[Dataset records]
+--

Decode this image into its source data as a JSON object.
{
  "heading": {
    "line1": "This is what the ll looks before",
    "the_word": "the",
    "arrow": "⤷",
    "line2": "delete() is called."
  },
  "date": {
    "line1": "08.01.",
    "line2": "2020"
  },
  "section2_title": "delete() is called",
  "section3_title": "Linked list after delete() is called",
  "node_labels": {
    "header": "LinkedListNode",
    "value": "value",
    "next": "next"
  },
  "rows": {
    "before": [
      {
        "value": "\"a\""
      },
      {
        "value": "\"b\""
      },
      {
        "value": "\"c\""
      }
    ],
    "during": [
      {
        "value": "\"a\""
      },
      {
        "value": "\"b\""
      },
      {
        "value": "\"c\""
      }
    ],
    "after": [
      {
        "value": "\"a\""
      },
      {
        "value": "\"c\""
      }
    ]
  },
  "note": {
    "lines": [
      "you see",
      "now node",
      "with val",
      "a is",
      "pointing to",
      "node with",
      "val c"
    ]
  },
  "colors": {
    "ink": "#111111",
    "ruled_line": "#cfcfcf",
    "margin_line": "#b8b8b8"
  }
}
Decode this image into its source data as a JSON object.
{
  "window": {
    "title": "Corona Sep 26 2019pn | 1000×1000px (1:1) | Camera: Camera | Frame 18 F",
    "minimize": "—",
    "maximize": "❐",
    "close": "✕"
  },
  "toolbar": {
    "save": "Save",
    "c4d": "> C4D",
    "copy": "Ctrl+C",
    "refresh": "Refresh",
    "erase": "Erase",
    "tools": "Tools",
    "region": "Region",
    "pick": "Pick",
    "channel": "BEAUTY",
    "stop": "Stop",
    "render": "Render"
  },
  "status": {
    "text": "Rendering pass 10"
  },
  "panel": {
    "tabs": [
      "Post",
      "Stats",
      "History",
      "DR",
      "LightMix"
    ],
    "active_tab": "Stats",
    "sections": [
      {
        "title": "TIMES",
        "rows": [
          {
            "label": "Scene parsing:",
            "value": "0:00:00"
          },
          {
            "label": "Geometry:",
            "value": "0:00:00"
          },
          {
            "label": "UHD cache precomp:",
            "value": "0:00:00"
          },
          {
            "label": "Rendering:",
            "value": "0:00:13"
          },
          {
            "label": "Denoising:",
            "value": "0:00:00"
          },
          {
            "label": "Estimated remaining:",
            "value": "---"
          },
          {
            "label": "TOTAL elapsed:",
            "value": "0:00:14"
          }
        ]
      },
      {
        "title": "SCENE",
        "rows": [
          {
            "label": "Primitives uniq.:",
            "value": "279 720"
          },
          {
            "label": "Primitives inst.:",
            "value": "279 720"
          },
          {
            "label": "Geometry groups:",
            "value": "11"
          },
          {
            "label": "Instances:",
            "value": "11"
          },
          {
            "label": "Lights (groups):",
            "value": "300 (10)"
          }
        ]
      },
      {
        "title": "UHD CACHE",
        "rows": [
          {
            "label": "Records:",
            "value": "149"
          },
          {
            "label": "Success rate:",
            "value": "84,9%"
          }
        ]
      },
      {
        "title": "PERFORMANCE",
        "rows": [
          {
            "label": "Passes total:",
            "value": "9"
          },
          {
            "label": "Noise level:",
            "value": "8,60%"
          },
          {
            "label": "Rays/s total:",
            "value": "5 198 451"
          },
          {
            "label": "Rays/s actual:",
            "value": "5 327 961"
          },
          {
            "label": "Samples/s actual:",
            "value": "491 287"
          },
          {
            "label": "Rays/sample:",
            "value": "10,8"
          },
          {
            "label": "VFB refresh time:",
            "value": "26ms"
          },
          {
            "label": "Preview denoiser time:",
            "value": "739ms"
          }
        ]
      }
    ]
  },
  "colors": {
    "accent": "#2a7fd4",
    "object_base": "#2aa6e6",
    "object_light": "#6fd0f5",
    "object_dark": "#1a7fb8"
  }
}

+--

### OBJECTIVE
Type out the entries again, word for word.

### RESPONSE
Decode this image into its source data as a JSON object.
{
  "heading": {
    "line1": "This is what the ll looks before",
    "the_word": "the",
    "arrow": "⤷",
    "line2": "delete() is called."
  },
  "date": {
    "line1": "08.01.",
    "line2": "2020"
  },
  "section2_title": "delete() is called",
  "section3_title": "Linked list after delete() is called",
  "node_labels": {
    "header": "LinkedListNode",
    "value": "value",
    "next": "next"
  },
  "rows": {
    "before": [
      {
        "value": "\"a\""
      },
      {
        "value": "\"b\""
      },
      {
        "value": "\"c\""
      }
    ],
    "during": [
      {
        "value": "\"a\""
      },
      {
        "value": "\"b\""
      },
      {
        "value": "\"c\""
      }
    ],
    "after": [
      {
        "value": "\"a\""
      },
      {
        "value": "\"c\""
      }
    ]
  },
  "note": {
    "lines": [
      "you see",
      "now node",
      "with val",
      "a is",
      "pointing to",
      "node with",
      "val c"
    ]
  },
  "colors": {
    "ink": "#111111",
    "ruled_line": "#cfcfcf",
    "margin_line": "#b8b8b8"
  }
}
Decode this image into its source data as a JSON object.
{
  "window": {
    "title": "Corona Sep 26 2019pn | 1000×1000px (1:1) | Camera: Camera | Frame 18 F",
    "minimize": "—",
    "maximize": "❐",
    "close": "✕"
  },
  "toolbar": {
    "save": "Save",
    "c4d": "> C4D",
    "copy": "Ctrl+C",
    "refresh": "Refresh",
    "erase": "Erase",
    "tools": "Tools",
    "region": "Region",
    "pick": "Pick",
    "channel": "BEAUTY",
    "stop": "Stop",
    "render": "Render"
  },
  "status": {
    "text": "Rendering pass 10"
  },
  "panel": {
    "tabs": [
      "Post",
      "Stats",
      "History",
      "DR",
      "LightMix"
    ],
    "active_tab": "Stats",
    "sections": [
      {
        "title": "TIMES",
        "rows": [
          {
            "label": "Scene parsing:",
            "value": "0:00:00"
          },
          {
            "label": "Geometry:",
            "value": "0:00:00"
          },
          {
            "label": "UHD cache precomp:",
            "value": "0:00:00"
          },
          {
            "label": "Rendering:",
            "value": "0:00:13"
          },
          {
            "label": "Denoising:",
            "value": "0:00:00"
          },
          {
            "label": "Estimated remaining:",
            "value": "---"
          },
          {
            "label": "TOTAL elapsed:",
            "value": "0:00:14"
          }
        ]
      },
      {
        "title": "SCENE",
        "rows": [
          {
            "label": "Primitives uniq.:",
            "value": "279 720"
          },
          {
            "label": "Primitives inst.:",
            "value": "279 720"
          },
          {
            "label": "Geometry groups:",
            "value": "11"
          },
          {
            "label": "Instances:",
            "value": "11"
          },
          {
            "label": "Lights (groups):",
            "value": "300 (10)"
          }
        ]
      },
      {
        "title": "UHD CACHE",
        "rows": [
          {
            "label": "Records:",
            "value": "149"
          },
          {
            "label": "Success rate:",
            "value": "84,9%"
          }
        ]
      },
      {
        "title": "PERFORMANCE",
        "rows": [
          {
            "label": "Passes total:",
            "value": "9"
          },
          {
            "label": "Noise level:",
            "value": "8,60%"
          },
          {
            "label": "Rays/s total:",
            "value": "5 198 451"
          },
          {
            "label": "Rays/s actual:",
            "value": "5 327 961"
          },
          {
            "label": "Samples/s actual:",
            "value": "491 287"
          },
          {
            "label": "Rays/sample:",
            "value": "10,8"
          },
          {
            "label": "VFB refresh time:",
            "value": "26ms"
          },
          {
            "label": "Preview denoiser time:",
            "value": "739ms"
          }
        ]
      }
    ]
  },
  "colors": {
    "accent": "#2a7fd4",
    "object_base": "#2aa6e6",
    "object_light": "#6fd0f5",
    "object_dark": "#1a7fb8"
  }
}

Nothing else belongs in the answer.